WHAT THIS TASK INVOLVES » Leave out the pictures and copy everything else in the entries exactly.

RECORDS SHOWN »
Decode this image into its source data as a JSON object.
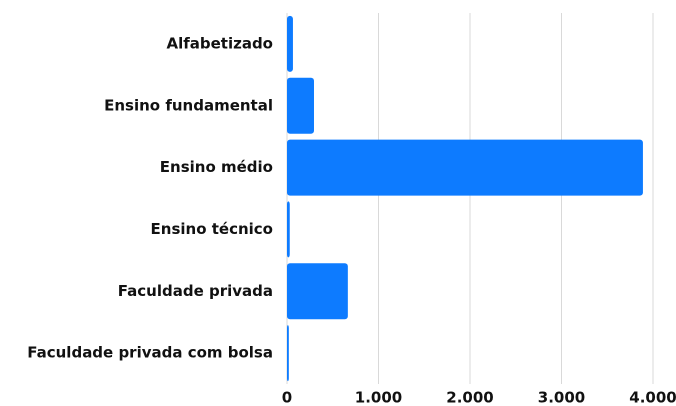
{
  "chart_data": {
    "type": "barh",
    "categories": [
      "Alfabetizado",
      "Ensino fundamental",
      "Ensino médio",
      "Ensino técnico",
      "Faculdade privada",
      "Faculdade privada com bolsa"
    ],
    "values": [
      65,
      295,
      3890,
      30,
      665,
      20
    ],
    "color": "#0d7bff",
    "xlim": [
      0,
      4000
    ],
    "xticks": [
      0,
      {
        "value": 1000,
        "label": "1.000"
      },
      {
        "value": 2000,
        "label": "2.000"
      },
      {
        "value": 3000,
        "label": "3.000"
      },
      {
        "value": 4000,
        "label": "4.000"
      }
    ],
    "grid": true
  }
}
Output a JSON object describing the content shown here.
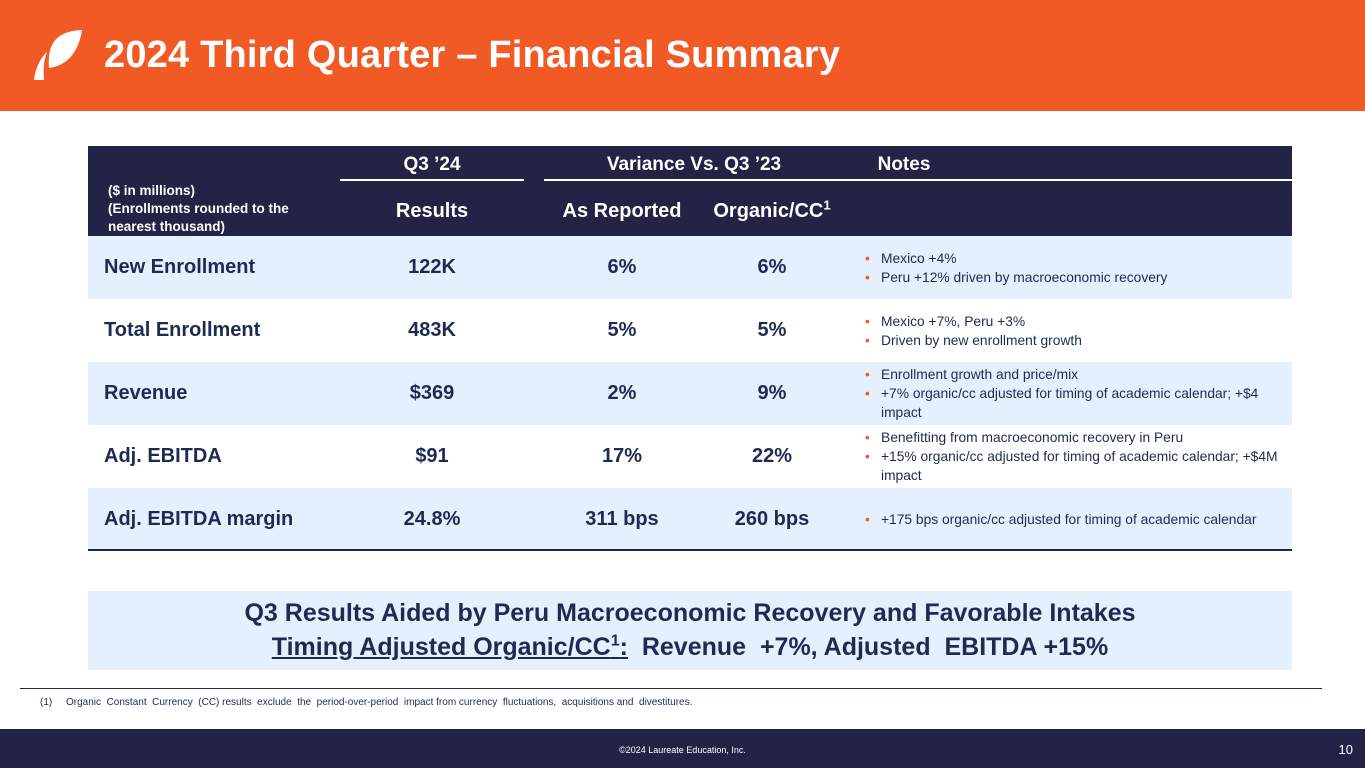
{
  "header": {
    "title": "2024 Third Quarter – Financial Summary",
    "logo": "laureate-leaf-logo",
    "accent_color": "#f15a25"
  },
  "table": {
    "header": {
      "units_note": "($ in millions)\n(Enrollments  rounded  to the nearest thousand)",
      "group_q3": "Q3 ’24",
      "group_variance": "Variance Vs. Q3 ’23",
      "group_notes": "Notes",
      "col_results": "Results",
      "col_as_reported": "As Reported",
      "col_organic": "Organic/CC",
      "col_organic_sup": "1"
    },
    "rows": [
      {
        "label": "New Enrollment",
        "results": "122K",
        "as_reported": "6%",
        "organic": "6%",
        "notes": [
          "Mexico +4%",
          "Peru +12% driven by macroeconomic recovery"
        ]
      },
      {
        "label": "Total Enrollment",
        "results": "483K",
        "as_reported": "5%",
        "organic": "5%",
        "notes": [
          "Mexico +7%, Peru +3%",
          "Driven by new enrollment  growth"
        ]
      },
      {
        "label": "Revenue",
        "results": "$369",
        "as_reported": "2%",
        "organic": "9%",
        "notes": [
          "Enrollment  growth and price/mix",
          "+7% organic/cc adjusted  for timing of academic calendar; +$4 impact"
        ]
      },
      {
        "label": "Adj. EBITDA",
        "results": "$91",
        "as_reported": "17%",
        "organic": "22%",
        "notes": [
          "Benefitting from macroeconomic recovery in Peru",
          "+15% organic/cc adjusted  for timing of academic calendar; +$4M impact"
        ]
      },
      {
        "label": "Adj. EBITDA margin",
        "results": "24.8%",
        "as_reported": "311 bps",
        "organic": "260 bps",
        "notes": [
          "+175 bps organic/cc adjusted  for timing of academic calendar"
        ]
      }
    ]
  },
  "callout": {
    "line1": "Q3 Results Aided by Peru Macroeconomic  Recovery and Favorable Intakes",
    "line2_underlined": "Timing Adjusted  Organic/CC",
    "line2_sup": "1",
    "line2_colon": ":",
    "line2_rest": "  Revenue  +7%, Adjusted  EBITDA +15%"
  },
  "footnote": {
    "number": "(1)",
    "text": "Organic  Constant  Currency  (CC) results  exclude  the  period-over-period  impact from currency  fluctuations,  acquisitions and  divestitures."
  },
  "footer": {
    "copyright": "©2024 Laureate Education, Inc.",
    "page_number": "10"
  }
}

RESULT OF THE EXERCISE »
Decode this image into its source data as a JSON object.
{
  "chart_data": {
    "type": "barh",
    "categories": [
      "Alfabetizado",
      "Ensino fundamental",
      "Ensino médio",
      "Ensino técnico",
      "Faculdade privada",
      "Faculdade privada com bolsa"
    ],
    "values": [
      65,
      295,
      3890,
      30,
      665,
      20
    ],
    "color": "#0d7bff",
    "xlim": [
      0,
      4000
    ],
    "xticks": [
      0,
      {
        "value": 1000,
        "label": "1.000"
      },
      {
        "value": 2000,
        "label": "2.000"
      },
      {
        "value": 3000,
        "label": "3.000"
      },
      {
        "value": 4000,
        "label": "4.000"
      }
    ],
    "grid": true
  }
}
Output a JSON object describing the content shown here.
{
  "header": {
    "title": "2024 Third Quarter – Financial Summary",
    "logo": "laureate-leaf-logo",
    "accent_color": "#f15a25"
  },
  "table": {
    "header": {
      "units_note": "($ in millions)\n(Enrollments  rounded  to the nearest thousand)",
      "group_q3": "Q3 ’24",
      "group_variance": "Variance Vs. Q3 ’23",
      "group_notes": "Notes",
      "col_results": "Results",
      "col_as_reported": "As Reported",
      "col_organic": "Organic/CC",
      "col_organic_sup": "1"
    },
    "rows": [
      {
        "label": "New Enrollment",
        "results": "122K",
        "as_reported": "6%",
        "organic": "6%",
        "notes": [
          "Mexico +4%",
          "Peru +12% driven by macroeconomic recovery"
        ]
      },
      {
        "label": "Total Enrollment",
        "results": "483K",
        "as_reported": "5%",
        "organic": "5%",
        "notes": [
          "Mexico +7%, Peru +3%",
          "Driven by new enrollment  growth"
        ]
      },
      {
        "label": "Revenue",
        "results": "$369",
        "as_reported": "2%",
        "organic": "9%",
        "notes": [
          "Enrollment  growth and price/mix",
          "+7% organic/cc adjusted  for timing of academic calendar; +$4 impact"
        ]
      },
      {
        "label": "Adj. EBITDA",
        "results": "$91",
        "as_reported": "17%",
        "organic": "22%",
        "notes": [
          "Benefitting from macroeconomic recovery in Peru",
          "+15% organic/cc adjusted  for timing of academic calendar; +$4M impact"
        ]
      },
      {
        "label": "Adj. EBITDA margin",
        "results": "24.8%",
        "as_reported": "311 bps",
        "organic": "260 bps",
        "notes": [
          "+175 bps organic/cc adjusted  for timing of academic calendar"
        ]
      }
    ]
  },
  "callout": {
    "line1": "Q3 Results Aided by Peru Macroeconomic  Recovery and Favorable Intakes",
    "line2_underlined": "Timing Adjusted  Organic/CC",
    "line2_sup": "1",
    "line2_colon": ":",
    "line2_rest": "  Revenue  +7%, Adjusted  EBITDA +15%"
  },
  "footnote": {
    "number": "(1)",
    "text": "Organic  Constant  Currency  (CC) results  exclude  the  period-over-period  impact from currency  fluctuations,  acquisitions and  divestitures."
  },
  "footer": {
    "copyright": "©2024 Laureate Education, Inc.",
    "page_number": "10"
  }
}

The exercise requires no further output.